## [Instructions for the task]
Exact repetition of every entry is required.
** Start **
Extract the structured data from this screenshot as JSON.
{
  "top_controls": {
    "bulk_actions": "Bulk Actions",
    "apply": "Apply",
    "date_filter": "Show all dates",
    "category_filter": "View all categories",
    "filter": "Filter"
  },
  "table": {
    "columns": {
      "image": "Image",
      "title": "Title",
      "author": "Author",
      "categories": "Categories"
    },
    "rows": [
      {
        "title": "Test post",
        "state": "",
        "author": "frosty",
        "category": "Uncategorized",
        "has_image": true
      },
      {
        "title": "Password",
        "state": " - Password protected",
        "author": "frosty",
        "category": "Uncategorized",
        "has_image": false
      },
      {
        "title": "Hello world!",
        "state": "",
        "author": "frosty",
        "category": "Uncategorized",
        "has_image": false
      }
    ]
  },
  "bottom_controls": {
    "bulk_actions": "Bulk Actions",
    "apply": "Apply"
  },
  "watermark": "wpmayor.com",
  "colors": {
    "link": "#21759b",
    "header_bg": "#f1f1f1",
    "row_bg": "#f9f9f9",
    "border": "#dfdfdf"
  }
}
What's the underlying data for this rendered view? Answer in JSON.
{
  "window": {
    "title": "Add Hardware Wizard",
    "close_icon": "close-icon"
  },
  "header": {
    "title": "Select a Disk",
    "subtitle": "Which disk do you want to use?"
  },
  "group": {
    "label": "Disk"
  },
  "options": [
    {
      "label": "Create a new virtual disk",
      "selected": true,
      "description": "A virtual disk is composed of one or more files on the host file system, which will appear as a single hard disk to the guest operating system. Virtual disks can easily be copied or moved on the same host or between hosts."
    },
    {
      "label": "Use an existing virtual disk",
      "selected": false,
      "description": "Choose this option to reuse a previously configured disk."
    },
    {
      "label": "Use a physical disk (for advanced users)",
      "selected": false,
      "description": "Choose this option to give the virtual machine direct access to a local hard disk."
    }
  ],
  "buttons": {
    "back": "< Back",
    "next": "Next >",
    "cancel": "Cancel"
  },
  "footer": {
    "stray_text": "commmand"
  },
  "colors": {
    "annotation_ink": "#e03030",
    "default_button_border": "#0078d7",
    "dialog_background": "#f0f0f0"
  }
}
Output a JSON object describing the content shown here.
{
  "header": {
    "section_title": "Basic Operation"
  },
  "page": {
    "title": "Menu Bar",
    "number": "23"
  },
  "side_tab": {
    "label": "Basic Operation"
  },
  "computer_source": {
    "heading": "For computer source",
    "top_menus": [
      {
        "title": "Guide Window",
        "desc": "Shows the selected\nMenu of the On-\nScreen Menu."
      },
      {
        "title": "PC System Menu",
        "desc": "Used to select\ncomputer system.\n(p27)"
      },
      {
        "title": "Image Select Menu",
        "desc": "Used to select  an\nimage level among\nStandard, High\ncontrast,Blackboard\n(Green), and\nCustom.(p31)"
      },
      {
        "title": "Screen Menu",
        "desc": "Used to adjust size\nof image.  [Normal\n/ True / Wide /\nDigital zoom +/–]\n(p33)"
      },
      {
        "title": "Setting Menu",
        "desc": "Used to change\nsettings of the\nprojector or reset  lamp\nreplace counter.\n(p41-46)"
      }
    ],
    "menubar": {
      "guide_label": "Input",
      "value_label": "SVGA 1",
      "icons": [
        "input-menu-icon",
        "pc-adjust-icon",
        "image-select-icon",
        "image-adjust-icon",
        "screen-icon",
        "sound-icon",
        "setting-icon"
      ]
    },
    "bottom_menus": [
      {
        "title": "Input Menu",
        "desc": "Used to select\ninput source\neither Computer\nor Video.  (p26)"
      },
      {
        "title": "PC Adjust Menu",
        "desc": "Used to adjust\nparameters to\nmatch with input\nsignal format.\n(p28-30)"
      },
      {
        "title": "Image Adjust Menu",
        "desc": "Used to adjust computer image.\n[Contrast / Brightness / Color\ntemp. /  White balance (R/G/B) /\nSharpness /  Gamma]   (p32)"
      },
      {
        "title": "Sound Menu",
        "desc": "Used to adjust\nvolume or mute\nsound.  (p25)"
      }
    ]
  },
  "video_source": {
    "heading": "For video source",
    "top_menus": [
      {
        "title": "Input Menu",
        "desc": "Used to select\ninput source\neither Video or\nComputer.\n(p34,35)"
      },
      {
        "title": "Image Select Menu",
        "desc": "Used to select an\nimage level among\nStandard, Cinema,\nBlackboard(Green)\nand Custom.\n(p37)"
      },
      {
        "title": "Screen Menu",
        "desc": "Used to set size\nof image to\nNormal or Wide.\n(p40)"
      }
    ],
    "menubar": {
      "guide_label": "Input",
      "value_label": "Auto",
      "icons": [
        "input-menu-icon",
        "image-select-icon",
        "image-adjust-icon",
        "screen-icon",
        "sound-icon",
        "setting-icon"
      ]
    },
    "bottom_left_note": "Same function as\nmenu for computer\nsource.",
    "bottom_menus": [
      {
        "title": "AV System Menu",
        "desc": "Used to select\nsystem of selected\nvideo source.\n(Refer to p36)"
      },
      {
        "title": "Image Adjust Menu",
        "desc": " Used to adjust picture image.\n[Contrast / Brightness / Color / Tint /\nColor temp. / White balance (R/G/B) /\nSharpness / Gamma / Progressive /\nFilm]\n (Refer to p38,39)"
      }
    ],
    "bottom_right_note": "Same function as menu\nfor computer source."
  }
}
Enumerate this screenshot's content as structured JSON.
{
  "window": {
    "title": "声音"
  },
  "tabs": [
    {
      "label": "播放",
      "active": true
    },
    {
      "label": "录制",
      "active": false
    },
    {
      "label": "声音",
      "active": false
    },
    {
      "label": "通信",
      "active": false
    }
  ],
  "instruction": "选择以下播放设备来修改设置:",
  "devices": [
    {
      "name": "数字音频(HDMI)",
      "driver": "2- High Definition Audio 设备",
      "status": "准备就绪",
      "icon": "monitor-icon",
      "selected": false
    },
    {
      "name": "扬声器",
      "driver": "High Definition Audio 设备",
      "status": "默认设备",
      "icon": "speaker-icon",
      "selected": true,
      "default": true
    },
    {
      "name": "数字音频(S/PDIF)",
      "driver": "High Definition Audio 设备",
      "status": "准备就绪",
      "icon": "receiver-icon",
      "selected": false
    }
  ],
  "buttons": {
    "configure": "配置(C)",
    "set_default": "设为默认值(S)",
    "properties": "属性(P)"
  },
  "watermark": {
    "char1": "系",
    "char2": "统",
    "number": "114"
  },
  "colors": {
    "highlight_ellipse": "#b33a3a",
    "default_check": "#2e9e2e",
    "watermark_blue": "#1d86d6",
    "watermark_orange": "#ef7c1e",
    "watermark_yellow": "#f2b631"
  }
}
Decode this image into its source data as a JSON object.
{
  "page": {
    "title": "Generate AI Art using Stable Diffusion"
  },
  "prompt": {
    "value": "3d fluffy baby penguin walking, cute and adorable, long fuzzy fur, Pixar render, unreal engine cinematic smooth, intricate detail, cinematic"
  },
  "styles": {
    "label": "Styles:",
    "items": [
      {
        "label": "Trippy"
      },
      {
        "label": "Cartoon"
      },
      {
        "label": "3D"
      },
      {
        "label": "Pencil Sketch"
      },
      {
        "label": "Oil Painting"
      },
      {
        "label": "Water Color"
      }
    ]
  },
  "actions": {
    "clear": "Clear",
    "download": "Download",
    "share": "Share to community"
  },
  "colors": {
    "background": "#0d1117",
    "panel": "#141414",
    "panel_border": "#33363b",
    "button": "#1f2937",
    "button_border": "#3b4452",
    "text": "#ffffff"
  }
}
** End **
## [Solved problem]
Extract the structured data from this screenshot as JSON.
{
  "top_controls": {
    "bulk_actions": "Bulk Actions",
    "apply": "Apply",
    "date_filter": "Show all dates",
    "category_filter": "View all categories",
    "filter": "Filter"
  },
  "table": {
    "columns": {
      "image": "Image",
      "title": "Title",
      "author": "Author",
      "categories": "Categories"
    },
    "rows": [
      {
        "title": "Test post",
        "state": "",
        "author": "frosty",
        "category": "Uncategorized",
        "has_image": true
      },
      {
        "title": "Password",
        "state": " - Password protected",
        "author": "frosty",
        "category": "Uncategorized",
        "has_image": false
      },
      {
        "title": "Hello world!",
        "state": "",
        "author": "frosty",
        "category": "Uncategorized",
        "has_image": false
      }
    ]
  },
  "bottom_controls": {
    "bulk_actions": "Bulk Actions",
    "apply": "Apply"
  },
  "watermark": "wpmayor.com",
  "colors": {
    "link": "#21759b",
    "header_bg": "#f1f1f1",
    "row_bg": "#f9f9f9",
    "border": "#dfdfdf"
  }
}
What's the underlying data for this rendered view? Answer in JSON.
{
  "window": {
    "title": "Add Hardware Wizard",
    "close_icon": "close-icon"
  },
  "header": {
    "title": "Select a Disk",
    "subtitle": "Which disk do you want to use?"
  },
  "group": {
    "label": "Disk"
  },
  "options": [
    {
      "label": "Create a new virtual disk",
      "selected": true,
      "description": "A virtual disk is composed of one or more files on the host file system, which will appear as a single hard disk to the guest operating system. Virtual disks can easily be copied or moved on the same host or between hosts."
    },
    {
      "label": "Use an existing virtual disk",
      "selected": false,
      "description": "Choose this option to reuse a previously configured disk."
    },
    {
      "label": "Use a physical disk (for advanced users)",
      "selected": false,
      "description": "Choose this option to give the virtual machine direct access to a local hard disk."
    }
  ],
  "buttons": {
    "back": "< Back",
    "next": "Next >",
    "cancel": "Cancel"
  },
  "footer": {
    "stray_text": "commmand"
  },
  "colors": {
    "annotation_ink": "#e03030",
    "default_button_border": "#0078d7",
    "dialog_background": "#f0f0f0"
  }
}
Output a JSON object describing the content shown here.
{
  "header": {
    "section_title": "Basic Operation"
  },
  "page": {
    "title": "Menu Bar",
    "number": "23"
  },
  "side_tab": {
    "label": "Basic Operation"
  },
  "computer_source": {
    "heading": "For computer source",
    "top_menus": [
      {
        "title": "Guide Window",
        "desc": "Shows the selected\nMenu of the On-\nScreen Menu."
      },
      {
        "title": "PC System Menu",
        "desc": "Used to select\ncomputer system.\n(p27)"
      },
      {
        "title": "Image Select Menu",
        "desc": "Used to select  an\nimage level among\nStandard, High\ncontrast,Blackboard\n(Green), and\nCustom.(p31)"
      },
      {
        "title": "Screen Menu",
        "desc": "Used to adjust size\nof image.  [Normal\n/ True / Wide /\nDigital zoom +/–]\n(p33)"
      },
      {
        "title": "Setting Menu",
        "desc": "Used to change\nsettings of the\nprojector or reset  lamp\nreplace counter.\n(p41-46)"
      }
    ],
    "menubar": {
      "guide_label": "Input",
      "value_label": "SVGA 1",
      "icons": [
        "input-menu-icon",
        "pc-adjust-icon",
        "image-select-icon",
        "image-adjust-icon",
        "screen-icon",
        "sound-icon",
        "setting-icon"
      ]
    },
    "bottom_menus": [
      {
        "title": "Input Menu",
        "desc": "Used to select\ninput source\neither Computer\nor Video.  (p26)"
      },
      {
        "title": "PC Adjust Menu",
        "desc": "Used to adjust\nparameters to\nmatch with input\nsignal format.\n(p28-30)"
      },
      {
        "title": "Image Adjust Menu",
        "desc": "Used to adjust computer image.\n[Contrast / Brightness / Color\ntemp. /  White balance (R/G/B) /\nSharpness /  Gamma]   (p32)"
      },
      {
        "title": "Sound Menu",
        "desc": "Used to adjust\nvolume or mute\nsound.  (p25)"
      }
    ]
  },
  "video_source": {
    "heading": "For video source",
    "top_menus": [
      {
        "title": "Input Menu",
        "desc": "Used to select\ninput source\neither Video or\nComputer.\n(p34,35)"
      },
      {
        "title": "Image Select Menu",
        "desc": "Used to select an\nimage level among\nStandard, Cinema,\nBlackboard(Green)\nand Custom.\n(p37)"
      },
      {
        "title": "Screen Menu",
        "desc": "Used to set size\nof image to\nNormal or Wide.\n(p40)"
      }
    ],
    "menubar": {
      "guide_label": "Input",
      "value_label": "Auto",
      "icons": [
        "input-menu-icon",
        "image-select-icon",
        "image-adjust-icon",
        "screen-icon",
        "sound-icon",
        "setting-icon"
      ]
    },
    "bottom_left_note": "Same function as\nmenu for computer\nsource.",
    "bottom_menus": [
      {
        "title": "AV System Menu",
        "desc": "Used to select\nsystem of selected\nvideo source.\n(Refer to p36)"
      },
      {
        "title": "Image Adjust Menu",
        "desc": " Used to adjust picture image.\n[Contrast / Brightness / Color / Tint /\nColor temp. / White balance (R/G/B) /\nSharpness / Gamma / Progressive /\nFilm]\n (Refer to p38,39)"
      }
    ],
    "bottom_right_note": "Same function as menu\nfor computer source."
  }
}
Enumerate this screenshot's content as structured JSON.
{
  "window": {
    "title": "声音"
  },
  "tabs": [
    {
      "label": "播放",
      "active": true
    },
    {
      "label": "录制",
      "active": false
    },
    {
      "label": "声音",
      "active": false
    },
    {
      "label": "通信",
      "active": false
    }
  ],
  "instruction": "选择以下播放设备来修改设置:",
  "devices": [
    {
      "name": "数字音频(HDMI)",
      "driver": "2- High Definition Audio 设备",
      "status": "准备就绪",
      "icon": "monitor-icon",
      "selected": false
    },
    {
      "name": "扬声器",
      "driver": "High Definition Audio 设备",
      "status": "默认设备",
      "icon": "speaker-icon",
      "selected": true,
      "default": true
    },
    {
      "name": "数字音频(S/PDIF)",
      "driver": "High Definition Audio 设备",
      "status": "准备就绪",
      "icon": "receiver-icon",
      "selected": false
    }
  ],
  "buttons": {
    "configure": "配置(C)",
    "set_default": "设为默认值(S)",
    "properties": "属性(P)"
  },
  "watermark": {
    "char1": "系",
    "char2": "统",
    "number": "114"
  },
  "colors": {
    "highlight_ellipse": "#b33a3a",
    "default_check": "#2e9e2e",
    "watermark_blue": "#1d86d6",
    "watermark_orange": "#ef7c1e",
    "watermark_yellow": "#f2b631"
  }
}
Decode this image into its source data as a JSON object.
{
  "page": {
    "title": "Generate AI Art using Stable Diffusion"
  },
  "prompt": {
    "value": "3d fluffy baby penguin walking, cute and adorable, long fuzzy fur, Pixar render, unreal engine cinematic smooth, intricate detail, cinematic"
  },
  "styles": {
    "label": "Styles:",
    "items": [
      {
        "label": "Trippy"
      },
      {
        "label": "Cartoon"
      },
      {
        "label": "3D"
      },
      {
        "label": "Pencil Sketch"
      },
      {
        "label": "Oil Painting"
      },
      {
        "label": "Water Color"
      }
    ]
  },
  "actions": {
    "clear": "Clear",
    "download": "Download",
    "share": "Share to community"
  },
  "colors": {
    "background": "#0d1117",
    "panel": "#141414",
    "panel_border": "#33363b",
    "button": "#1f2937",
    "button_border": "#3b4452",
    "text": "#ffffff"
  }
}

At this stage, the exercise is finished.